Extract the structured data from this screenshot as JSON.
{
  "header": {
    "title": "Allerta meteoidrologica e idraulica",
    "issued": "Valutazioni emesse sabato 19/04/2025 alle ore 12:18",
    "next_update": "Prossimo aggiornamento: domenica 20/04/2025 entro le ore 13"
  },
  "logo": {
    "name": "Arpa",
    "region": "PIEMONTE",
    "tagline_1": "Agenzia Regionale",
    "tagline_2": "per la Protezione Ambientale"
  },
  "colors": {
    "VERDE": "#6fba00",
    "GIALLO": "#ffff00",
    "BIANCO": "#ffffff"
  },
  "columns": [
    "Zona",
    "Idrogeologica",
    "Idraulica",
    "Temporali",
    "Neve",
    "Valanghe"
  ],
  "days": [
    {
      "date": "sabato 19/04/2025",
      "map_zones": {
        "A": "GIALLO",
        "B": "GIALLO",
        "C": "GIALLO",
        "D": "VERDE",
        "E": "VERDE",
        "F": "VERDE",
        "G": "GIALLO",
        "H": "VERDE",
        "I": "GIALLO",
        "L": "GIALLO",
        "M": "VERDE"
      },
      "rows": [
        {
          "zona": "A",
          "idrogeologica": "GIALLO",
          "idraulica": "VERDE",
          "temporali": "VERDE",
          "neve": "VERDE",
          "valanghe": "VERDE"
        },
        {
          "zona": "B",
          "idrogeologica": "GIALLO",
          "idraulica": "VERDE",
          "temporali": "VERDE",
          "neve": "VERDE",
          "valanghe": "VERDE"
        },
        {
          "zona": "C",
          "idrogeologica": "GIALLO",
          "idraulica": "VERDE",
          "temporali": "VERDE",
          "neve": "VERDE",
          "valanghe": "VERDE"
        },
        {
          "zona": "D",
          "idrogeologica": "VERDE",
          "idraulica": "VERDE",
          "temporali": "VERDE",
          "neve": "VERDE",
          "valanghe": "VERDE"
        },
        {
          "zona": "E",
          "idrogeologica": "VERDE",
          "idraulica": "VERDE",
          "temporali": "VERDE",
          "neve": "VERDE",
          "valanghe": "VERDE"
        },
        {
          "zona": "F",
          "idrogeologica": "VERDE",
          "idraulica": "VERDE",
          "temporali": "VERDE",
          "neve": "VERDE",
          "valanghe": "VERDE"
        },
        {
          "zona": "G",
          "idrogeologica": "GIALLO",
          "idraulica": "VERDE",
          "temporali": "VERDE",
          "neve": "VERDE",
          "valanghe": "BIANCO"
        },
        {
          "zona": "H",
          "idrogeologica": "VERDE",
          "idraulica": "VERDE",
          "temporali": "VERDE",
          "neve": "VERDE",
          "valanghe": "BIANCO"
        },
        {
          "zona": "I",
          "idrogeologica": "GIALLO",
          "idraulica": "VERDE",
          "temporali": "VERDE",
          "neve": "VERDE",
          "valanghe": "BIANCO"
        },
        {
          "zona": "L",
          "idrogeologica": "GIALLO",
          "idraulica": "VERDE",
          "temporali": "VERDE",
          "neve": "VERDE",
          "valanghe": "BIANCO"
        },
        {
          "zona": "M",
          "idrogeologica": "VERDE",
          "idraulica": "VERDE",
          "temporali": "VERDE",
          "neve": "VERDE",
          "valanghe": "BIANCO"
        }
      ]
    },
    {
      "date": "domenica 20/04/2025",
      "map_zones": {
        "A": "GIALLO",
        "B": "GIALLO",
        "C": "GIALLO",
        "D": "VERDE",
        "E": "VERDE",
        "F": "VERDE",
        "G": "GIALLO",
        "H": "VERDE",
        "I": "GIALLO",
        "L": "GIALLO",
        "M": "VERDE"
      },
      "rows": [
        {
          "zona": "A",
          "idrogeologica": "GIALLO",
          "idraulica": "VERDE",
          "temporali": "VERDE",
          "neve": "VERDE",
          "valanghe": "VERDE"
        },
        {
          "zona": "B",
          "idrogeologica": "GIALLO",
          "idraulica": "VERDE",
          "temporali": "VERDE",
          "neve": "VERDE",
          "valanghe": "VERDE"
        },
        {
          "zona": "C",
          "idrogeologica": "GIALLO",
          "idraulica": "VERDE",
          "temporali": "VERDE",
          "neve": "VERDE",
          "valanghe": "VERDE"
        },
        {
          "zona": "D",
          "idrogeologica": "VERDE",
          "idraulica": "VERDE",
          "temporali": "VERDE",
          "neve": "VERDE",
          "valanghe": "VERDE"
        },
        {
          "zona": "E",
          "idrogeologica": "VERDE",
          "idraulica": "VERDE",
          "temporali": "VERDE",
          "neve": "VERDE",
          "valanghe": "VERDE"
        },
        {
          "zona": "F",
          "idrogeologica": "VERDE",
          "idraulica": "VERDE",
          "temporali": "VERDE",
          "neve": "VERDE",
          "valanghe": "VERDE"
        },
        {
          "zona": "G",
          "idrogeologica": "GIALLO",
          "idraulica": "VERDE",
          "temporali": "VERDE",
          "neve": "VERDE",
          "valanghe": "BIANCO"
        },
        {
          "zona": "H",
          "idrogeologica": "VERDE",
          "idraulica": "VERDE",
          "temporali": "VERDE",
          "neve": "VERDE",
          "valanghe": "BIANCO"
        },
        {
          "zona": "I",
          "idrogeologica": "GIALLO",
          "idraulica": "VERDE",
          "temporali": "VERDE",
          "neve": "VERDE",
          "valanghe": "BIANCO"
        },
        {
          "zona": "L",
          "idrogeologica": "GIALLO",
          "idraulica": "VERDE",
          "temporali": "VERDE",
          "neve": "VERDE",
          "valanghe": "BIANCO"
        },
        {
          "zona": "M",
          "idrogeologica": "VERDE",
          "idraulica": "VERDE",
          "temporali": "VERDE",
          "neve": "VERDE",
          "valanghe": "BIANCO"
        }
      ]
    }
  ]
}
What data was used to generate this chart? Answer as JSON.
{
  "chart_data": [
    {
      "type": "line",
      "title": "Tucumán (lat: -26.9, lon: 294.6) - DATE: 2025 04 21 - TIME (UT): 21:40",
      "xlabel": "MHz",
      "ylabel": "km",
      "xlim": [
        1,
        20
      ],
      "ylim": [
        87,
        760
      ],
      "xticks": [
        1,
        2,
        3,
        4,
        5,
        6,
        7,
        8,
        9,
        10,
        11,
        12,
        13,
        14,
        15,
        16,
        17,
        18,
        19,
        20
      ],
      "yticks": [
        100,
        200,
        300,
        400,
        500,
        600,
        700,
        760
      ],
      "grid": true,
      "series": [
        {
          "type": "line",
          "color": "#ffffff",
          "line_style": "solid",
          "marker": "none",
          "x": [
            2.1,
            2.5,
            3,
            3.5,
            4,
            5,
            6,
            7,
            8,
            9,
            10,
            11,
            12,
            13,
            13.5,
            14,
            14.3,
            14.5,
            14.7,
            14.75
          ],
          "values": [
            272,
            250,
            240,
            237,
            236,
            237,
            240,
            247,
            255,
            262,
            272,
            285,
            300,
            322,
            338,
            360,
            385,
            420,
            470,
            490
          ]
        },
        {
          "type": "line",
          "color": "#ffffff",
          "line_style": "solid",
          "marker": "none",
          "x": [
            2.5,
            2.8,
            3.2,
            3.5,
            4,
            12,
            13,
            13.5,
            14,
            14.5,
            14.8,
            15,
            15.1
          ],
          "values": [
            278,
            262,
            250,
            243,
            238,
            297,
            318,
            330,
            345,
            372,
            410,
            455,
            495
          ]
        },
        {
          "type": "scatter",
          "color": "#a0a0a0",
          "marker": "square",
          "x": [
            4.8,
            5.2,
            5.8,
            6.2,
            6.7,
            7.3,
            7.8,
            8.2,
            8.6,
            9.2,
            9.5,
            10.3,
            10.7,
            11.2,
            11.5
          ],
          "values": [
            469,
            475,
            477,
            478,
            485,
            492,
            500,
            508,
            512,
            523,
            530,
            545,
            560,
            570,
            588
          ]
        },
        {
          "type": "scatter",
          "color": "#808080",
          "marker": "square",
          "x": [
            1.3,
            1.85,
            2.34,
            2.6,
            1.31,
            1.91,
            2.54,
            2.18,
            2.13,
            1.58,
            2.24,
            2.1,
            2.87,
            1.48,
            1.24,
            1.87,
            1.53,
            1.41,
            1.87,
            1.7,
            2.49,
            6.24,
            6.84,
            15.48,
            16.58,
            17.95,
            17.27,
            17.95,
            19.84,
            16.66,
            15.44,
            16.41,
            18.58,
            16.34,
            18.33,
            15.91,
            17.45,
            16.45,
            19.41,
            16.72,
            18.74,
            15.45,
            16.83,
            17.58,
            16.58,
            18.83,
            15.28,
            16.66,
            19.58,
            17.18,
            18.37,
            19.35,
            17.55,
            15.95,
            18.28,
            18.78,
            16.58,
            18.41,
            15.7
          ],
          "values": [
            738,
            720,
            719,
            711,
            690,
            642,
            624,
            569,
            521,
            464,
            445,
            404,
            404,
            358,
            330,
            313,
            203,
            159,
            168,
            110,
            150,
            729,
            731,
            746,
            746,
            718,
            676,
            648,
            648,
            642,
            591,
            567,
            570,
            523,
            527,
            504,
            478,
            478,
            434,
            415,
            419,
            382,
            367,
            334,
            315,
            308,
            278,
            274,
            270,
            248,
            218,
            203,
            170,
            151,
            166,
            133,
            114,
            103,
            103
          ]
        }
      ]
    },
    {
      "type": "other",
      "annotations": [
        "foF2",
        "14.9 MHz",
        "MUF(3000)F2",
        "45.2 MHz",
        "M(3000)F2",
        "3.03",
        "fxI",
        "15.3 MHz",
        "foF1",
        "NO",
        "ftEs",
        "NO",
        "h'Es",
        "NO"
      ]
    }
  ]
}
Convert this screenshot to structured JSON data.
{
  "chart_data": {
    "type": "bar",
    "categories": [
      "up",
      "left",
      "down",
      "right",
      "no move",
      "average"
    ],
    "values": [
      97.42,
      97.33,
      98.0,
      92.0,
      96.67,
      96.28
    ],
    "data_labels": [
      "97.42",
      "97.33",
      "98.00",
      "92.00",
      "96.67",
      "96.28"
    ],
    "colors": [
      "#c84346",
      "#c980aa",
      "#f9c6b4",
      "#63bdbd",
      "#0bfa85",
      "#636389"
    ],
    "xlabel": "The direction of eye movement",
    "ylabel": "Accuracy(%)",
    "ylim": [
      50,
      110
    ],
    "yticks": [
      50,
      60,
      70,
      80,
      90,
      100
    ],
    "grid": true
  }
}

§ **Direction**:
Take every line from the records above that has the word "type" and copy it.

§ **Written response**:
      "type": "line",
          "type": "line",
          "type": "line",
          "type": "scatter",
          "type": "scatter",
      "type": "other",
    "type": "bar",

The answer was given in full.